— start Dataset excerpts —
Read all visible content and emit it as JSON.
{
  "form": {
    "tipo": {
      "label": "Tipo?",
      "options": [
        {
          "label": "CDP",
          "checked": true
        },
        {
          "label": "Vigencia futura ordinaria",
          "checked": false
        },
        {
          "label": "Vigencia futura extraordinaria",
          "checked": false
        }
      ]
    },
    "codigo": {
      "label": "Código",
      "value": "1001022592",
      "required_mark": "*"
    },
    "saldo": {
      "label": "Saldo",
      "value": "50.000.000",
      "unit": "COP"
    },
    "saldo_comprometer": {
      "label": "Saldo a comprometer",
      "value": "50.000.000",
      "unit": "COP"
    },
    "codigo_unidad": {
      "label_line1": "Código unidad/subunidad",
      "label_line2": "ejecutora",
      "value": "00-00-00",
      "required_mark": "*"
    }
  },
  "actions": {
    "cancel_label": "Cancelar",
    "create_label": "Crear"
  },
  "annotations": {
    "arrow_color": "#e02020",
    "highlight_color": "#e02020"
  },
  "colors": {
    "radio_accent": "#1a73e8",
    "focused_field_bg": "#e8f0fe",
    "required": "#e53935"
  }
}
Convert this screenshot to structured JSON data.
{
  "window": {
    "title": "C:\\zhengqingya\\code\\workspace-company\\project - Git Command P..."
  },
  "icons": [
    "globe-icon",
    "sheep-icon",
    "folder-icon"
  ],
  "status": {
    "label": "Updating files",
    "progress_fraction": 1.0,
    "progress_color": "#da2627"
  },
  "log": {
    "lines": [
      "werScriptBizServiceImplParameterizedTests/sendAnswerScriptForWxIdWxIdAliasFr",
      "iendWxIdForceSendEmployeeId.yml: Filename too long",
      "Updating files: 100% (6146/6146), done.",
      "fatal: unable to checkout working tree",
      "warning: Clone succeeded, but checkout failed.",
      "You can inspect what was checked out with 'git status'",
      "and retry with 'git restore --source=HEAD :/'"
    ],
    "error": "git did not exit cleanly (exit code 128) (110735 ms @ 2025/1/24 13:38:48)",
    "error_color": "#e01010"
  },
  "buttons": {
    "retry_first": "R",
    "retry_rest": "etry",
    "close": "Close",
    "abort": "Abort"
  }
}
— end Dataset excerpts —
# Exercise description:
For the entries above, state how many lines contain the word "files". Provide the number by itself.

# Expected answer:
2